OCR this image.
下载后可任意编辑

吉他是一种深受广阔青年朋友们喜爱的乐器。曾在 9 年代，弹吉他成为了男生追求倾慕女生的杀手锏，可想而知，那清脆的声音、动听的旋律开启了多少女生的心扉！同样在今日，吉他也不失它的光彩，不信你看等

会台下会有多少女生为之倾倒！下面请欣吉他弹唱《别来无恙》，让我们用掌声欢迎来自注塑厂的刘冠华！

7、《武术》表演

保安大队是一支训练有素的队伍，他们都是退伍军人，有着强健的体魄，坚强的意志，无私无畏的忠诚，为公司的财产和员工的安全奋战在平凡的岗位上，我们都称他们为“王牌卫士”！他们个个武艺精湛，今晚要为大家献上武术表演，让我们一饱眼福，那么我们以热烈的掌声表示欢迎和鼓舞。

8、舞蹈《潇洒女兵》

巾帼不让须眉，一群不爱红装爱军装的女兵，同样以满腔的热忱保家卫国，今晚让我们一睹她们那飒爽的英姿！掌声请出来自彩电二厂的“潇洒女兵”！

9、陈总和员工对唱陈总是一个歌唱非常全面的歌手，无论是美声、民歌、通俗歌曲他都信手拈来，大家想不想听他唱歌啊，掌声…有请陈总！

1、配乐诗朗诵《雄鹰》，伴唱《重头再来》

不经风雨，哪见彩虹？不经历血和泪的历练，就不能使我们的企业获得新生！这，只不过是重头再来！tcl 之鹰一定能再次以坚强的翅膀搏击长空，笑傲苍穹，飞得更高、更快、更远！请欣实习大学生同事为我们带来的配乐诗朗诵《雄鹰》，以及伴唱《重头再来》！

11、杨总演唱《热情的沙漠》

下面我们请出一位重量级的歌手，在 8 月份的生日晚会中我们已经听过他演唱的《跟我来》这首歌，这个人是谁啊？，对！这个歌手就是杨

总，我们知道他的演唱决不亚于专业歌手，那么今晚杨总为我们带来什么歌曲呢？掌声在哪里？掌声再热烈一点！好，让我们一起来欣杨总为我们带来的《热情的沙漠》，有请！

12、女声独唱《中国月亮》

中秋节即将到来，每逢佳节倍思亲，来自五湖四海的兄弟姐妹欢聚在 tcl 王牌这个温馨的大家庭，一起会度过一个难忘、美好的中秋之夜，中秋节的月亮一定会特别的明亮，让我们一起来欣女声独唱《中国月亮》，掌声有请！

+ + + + +

§ What this task involves
Extract every entry in the listing word for word.

§ Reply
OCR this image.
下载后可任意编辑

吉他是一种深受广阔青年朋友们喜爱的乐器。曾在 9 年代，弹吉他成为了男生追求倾慕女生的杀手锏，可想而知，那清脆的声音、动听的旋律开启了多少女生的心扉！同样在今日，吉他也不失它的光彩，不信你看等

会台下会有多少女生为之倾倒！下面请欣吉他弹唱《别来无恙》，让我们用掌声欢迎来自注塑厂的刘冠华！

7、《武术》表演

保安大队是一支训练有素的队伍，他们都是退伍军人，有着强健的体魄，坚强的意志，无私无畏的忠诚，为公司的财产和员工的安全奋战在平凡的岗位上，我们都称他们为“王牌卫士”！他们个个武艺精湛，今晚要为大家献上武术表演，让我们一饱眼福，那么我们以热烈的掌声表示欢迎和鼓舞。

8、舞蹈《潇洒女兵》

巾帼不让须眉，一群不爱红装爱军装的女兵，同样以满腔的热忱保家卫国，今晚让我们一睹她们那飒爽的英姿！掌声请出来自彩电二厂的“潇洒女兵”！

9、陈总和员工对唱陈总是一个歌唱非常全面的歌手，无论是美声、民歌、通俗歌曲他都信手拈来，大家想不想听他唱歌啊，掌声…有请陈总！

1、配乐诗朗诵《雄鹰》，伴唱《重头再来》

不经风雨，哪见彩虹？不经历血和泪的历练，就不能使我们的企业获得新生！这，只不过是重头再来！tcl 之鹰一定能再次以坚强的翅膀搏击长空，笑傲苍穹，飞得更高、更快、更远！请欣实习大学生同事为我们带来的配乐诗朗诵《雄鹰》，以及伴唱《重头再来》！

11、杨总演唱《热情的沙漠》

下面我们请出一位重量级的歌手，在 8 月份的生日晚会中我们已经听过他演唱的《跟我来》这首歌，这个人是谁啊？，对！这个歌手就是杨

总，我们知道他的演唱决不亚于专业歌手，那么今晚杨总为我们带来什么歌曲呢？掌声在哪里？掌声再热烈一点！好，让我们一起来欣杨总为我们带来的《热情的沙漠》，有请！

12、女声独唱《中国月亮》

中秋节即将到来，每逢佳节倍思亲，来自五湖四海的兄弟姐妹欢聚在 tcl 王牌这个温馨的大家庭，一起会度过一个难忘、美好的中秋之夜，中秋节的月亮一定会特别的明亮，让我们一起来欣女声独唱《中国月亮》，掌声有请！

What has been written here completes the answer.